= SUPPLIED TEXT =
Nahid (Persian: ناهید) was a weekly satirical and political newspaper published in Tehran, Iran, between 1921 and 1933.
Founded and edited by Mirza Ebrahim Nahid, the paper became one of the best-known humor and commentary publications of the early Pahlavi era.

== History ==
Nahid was first printed in Shiraz in the late Qajar period and soon relocated to Tehran, where its first issue appeared on 22 Farvardin 1300 SH (11 April 1921).
The paper quickly gained attention for its blend of satire, political commentary, and colloquial humor.

Its editor, Mirza Ebrahim Nahid, used the publication to comment on social reform and political developments.
The newspaper initially expressed support for Reza Khan (later Reza Shah Pahlavi) during his early rise to power.

One of its most notable contributors was the poet and musician Aref Qazvini, who published patriotic and satirical poems in support of the paper’s reformist stance.

Nahid faced repeated censorship and brief suspensions under government pressure.
Its headquarters were located on Lālehzār Street in central Tehran, a hub for print and cultural activity in the 1920s.

The publication continued until 20 Ordībehesht 1312 SH (10 May 1933), when the newspaper's office was destroyed by a fire, leading to its closure.

== Style and content ==
Nahid combined humor, colloquial Persian, and satire to criticize hypocrisy, bureaucracy, and social corruption.
According to Radio Zamaneh, it played a significant role in shaping the tradition of satirical journalism in Iran.

= DATASET ENTRIES =
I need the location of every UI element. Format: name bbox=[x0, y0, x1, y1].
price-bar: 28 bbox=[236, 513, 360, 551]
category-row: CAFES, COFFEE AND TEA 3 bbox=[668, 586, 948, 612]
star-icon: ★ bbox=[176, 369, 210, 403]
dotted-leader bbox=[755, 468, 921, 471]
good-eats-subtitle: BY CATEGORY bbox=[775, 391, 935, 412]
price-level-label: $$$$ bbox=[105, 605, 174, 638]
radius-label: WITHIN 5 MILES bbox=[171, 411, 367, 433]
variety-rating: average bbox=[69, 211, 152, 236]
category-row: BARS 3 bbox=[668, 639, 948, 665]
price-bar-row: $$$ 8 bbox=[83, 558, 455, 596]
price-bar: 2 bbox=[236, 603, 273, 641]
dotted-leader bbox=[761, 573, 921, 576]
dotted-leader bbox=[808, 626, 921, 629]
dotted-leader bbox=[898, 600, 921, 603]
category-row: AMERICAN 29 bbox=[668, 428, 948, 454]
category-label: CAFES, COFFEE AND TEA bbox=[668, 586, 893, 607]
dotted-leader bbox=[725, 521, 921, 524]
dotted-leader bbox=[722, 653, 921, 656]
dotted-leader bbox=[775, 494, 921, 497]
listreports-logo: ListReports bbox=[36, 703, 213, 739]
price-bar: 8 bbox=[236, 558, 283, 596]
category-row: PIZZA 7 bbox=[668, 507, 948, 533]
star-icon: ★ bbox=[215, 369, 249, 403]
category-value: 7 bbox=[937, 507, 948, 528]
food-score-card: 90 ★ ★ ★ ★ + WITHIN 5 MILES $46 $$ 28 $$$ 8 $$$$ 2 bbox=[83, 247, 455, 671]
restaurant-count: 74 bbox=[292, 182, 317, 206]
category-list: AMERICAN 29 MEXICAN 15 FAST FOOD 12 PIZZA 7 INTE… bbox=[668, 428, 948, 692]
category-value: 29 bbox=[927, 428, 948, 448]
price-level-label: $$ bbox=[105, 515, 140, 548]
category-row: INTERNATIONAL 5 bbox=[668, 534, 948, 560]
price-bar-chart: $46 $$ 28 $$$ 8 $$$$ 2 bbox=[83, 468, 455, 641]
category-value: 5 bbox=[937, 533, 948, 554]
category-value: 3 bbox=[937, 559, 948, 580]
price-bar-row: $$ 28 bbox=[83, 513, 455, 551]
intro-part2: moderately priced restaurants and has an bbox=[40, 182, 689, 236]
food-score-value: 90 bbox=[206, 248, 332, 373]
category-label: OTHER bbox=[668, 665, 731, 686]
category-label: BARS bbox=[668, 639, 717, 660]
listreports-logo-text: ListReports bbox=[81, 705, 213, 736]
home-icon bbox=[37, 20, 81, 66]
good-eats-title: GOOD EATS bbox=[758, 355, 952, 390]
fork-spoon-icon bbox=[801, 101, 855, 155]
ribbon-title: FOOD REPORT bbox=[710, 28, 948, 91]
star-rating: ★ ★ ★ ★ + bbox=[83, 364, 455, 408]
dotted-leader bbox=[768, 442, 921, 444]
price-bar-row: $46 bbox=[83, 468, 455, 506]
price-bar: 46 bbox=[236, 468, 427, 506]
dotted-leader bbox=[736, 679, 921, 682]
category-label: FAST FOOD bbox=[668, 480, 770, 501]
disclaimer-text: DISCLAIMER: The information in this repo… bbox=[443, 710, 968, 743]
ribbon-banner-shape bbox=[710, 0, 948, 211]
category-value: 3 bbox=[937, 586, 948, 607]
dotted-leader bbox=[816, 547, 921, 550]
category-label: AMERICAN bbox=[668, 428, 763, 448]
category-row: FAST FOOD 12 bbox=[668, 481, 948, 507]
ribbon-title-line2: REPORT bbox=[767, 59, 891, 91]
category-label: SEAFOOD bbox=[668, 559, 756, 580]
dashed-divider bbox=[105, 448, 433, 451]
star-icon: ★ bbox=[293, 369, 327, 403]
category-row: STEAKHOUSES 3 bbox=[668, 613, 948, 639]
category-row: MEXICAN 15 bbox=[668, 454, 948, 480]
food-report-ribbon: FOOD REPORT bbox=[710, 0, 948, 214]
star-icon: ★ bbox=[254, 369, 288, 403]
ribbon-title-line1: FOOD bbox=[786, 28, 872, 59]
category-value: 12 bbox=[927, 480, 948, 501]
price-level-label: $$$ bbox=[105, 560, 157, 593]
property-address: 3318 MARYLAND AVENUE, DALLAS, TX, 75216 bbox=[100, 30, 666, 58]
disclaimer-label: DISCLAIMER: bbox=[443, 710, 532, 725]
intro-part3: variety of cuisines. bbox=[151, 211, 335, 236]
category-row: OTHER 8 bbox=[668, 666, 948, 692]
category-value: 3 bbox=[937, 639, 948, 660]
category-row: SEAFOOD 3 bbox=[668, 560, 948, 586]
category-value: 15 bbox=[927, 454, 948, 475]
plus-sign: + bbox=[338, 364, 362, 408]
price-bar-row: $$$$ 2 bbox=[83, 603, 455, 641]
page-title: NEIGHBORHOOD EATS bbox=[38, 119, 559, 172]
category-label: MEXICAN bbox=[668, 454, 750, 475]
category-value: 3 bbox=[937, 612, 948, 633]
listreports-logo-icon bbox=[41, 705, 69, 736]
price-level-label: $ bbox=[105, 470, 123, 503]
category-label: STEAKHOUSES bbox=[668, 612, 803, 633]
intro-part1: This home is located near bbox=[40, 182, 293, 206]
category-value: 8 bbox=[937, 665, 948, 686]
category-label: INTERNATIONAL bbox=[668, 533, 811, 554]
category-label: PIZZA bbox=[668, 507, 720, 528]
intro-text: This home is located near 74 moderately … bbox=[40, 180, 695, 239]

= PROBLEM DESCRIPTION =
Reproduce part of the article on the Nahid newspaper word for word. Begin at the words "Its headquarters were" and stop after "to its closure.".

= ANSWER SECTION =
Its headquarters were located on Lālehzār Street in central Tehran, a hub for print and cultural activity in the 1920s.

The publication continued until 20 Ordībehesht 1312 SH (10 May 1933), when the newspaper's office was destroyed by a fire, leading to its closure.